--- start ---

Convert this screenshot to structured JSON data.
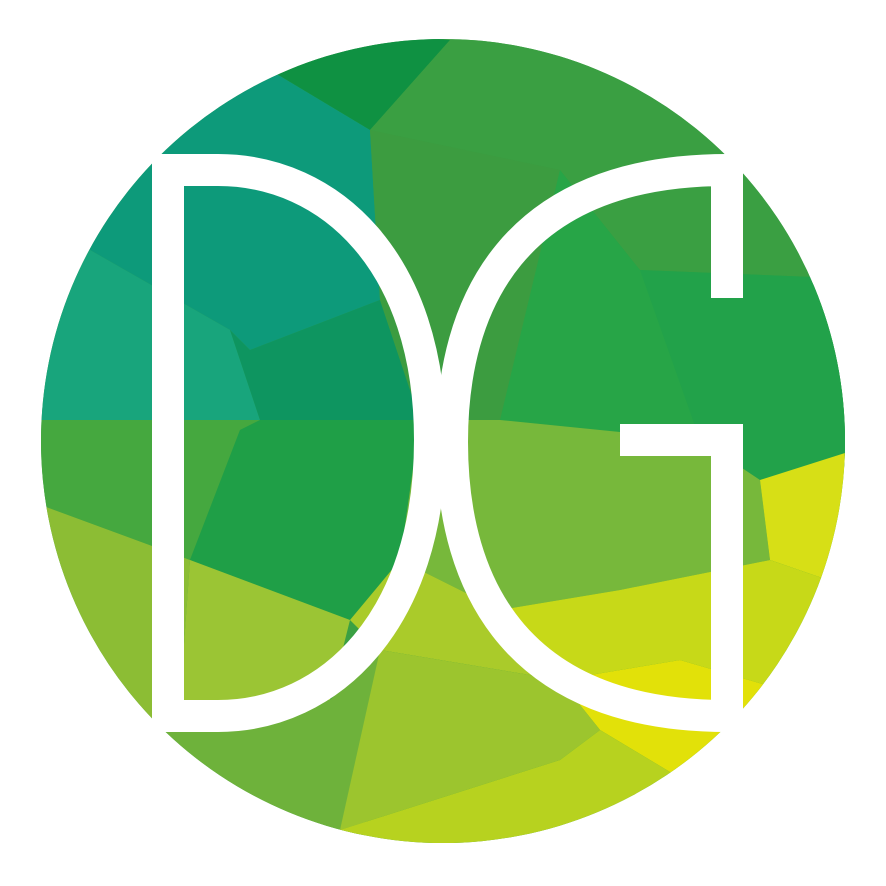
{
  "logo": {
    "monogram": "DG",
    "colors": {
      "background": "#ffffff",
      "letters": "#ffffff",
      "teal": "#0f9b7c",
      "teal_light": "#15a57e",
      "green_dark": "#0f9142",
      "green": "#27a547",
      "green_mid": "#3aa043",
      "green_light": "#77b83b",
      "lime": "#a6cc2f",
      "yellow": "#e0e008"
    }
  }
}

--- end ---

■ **Work instructions**
Pictures are to be left out; repeat all the remaining data exactly.

■ **Answer to this problem**
Convert this screenshot to structured JSON data.
{
  "logo": {
    "monogram": "DG",
    "colors": {
      "background": "#ffffff",
      "letters": "#ffffff",
      "teal": "#0f9b7c",
      "teal_light": "#15a57e",
      "green_dark": "#0f9142",
      "green": "#27a547",
      "green_mid": "#3aa043",
      "green_light": "#77b83b",
      "lime": "#a6cc2f",
      "yellow": "#e0e008"
    }
  }
}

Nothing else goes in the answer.